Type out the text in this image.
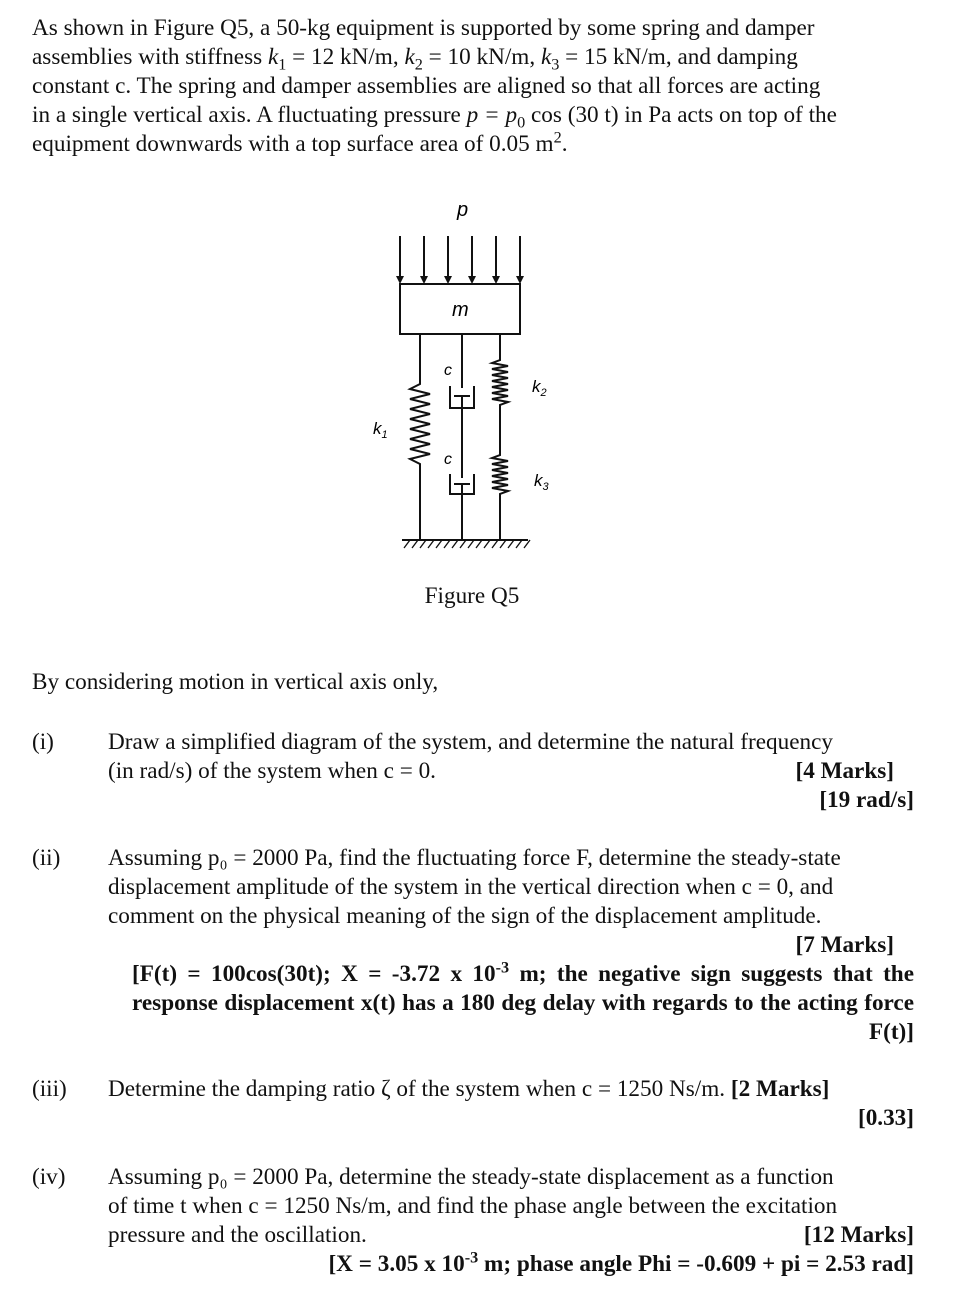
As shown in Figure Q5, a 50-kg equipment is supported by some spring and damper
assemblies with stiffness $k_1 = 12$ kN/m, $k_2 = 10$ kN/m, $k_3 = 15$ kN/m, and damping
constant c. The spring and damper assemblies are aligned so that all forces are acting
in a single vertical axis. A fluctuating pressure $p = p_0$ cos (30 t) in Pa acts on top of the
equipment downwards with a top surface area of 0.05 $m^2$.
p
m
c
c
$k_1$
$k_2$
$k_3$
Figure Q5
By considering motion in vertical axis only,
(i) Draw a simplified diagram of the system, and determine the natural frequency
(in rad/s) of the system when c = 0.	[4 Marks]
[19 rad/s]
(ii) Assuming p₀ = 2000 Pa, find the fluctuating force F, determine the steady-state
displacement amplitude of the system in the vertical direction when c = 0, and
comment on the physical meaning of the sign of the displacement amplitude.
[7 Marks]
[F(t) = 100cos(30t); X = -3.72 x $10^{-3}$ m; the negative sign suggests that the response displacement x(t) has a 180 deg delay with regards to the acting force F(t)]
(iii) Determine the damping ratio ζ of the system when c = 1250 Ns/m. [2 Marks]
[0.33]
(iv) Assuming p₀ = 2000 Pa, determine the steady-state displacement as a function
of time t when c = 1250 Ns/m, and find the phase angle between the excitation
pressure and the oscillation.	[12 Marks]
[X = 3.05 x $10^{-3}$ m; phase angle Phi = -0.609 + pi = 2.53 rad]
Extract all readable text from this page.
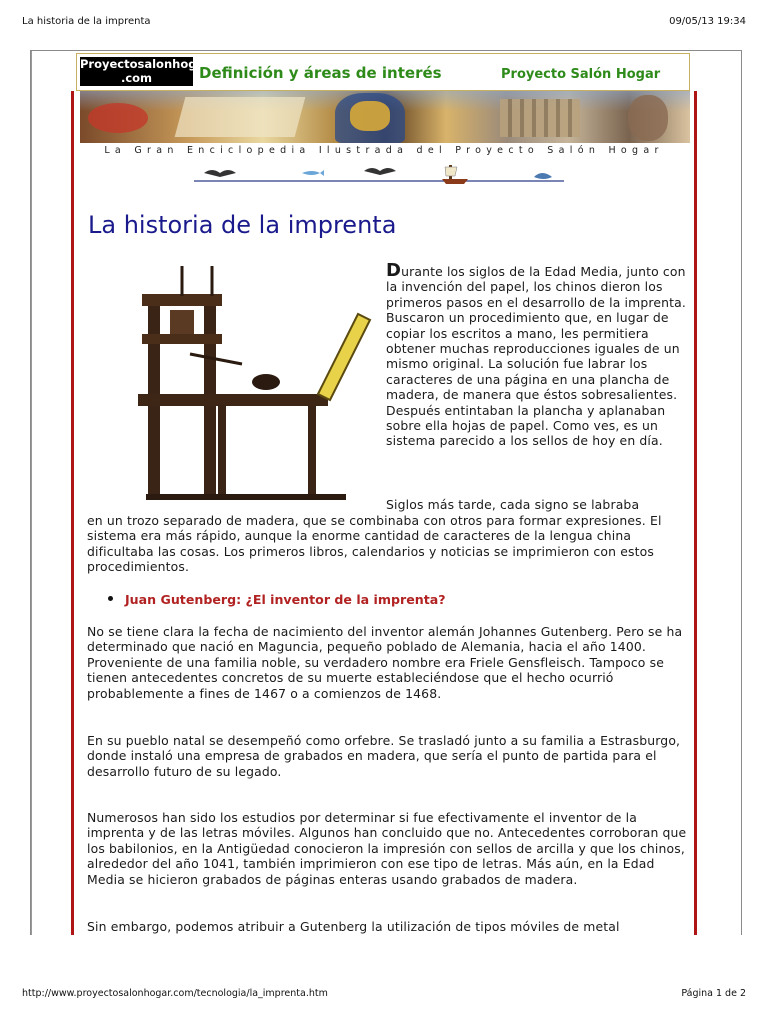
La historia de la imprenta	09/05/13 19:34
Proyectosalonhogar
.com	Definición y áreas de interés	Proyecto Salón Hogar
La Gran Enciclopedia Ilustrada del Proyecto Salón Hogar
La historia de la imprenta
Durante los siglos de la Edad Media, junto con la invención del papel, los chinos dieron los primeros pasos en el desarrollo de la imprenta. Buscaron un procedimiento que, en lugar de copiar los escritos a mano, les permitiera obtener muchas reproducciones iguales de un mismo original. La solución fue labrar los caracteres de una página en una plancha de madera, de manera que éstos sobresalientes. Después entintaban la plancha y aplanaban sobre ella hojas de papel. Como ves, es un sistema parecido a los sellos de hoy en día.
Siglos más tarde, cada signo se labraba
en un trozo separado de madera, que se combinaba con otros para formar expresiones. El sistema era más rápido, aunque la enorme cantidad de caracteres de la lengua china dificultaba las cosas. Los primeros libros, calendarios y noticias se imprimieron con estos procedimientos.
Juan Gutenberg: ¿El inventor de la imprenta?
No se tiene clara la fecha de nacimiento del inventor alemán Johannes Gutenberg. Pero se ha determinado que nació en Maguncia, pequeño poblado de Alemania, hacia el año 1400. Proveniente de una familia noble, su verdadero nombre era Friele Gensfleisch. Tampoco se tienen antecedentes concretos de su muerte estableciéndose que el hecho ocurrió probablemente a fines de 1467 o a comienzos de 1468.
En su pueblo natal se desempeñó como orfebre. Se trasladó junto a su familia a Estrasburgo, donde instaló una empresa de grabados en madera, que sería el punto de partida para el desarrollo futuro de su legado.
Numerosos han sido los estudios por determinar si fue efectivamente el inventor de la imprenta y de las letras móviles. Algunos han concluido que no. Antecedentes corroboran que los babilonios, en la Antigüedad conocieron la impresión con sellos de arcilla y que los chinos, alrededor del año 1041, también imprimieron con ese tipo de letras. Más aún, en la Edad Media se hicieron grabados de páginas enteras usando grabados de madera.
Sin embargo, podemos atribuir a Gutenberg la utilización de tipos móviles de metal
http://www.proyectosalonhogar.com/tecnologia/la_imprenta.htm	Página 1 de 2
------------------------------------------------------------------------
Required task
Wherever the string "vertical" appears in the entries above, list that line.

In response
in a single vertical axis. A fluctuating pressure $p = p_0$ cos (30 t) in Pa acts on top of the
By considering motion in vertical axis only,
displacement amplitude of the system in the vertical direction when c = 0, and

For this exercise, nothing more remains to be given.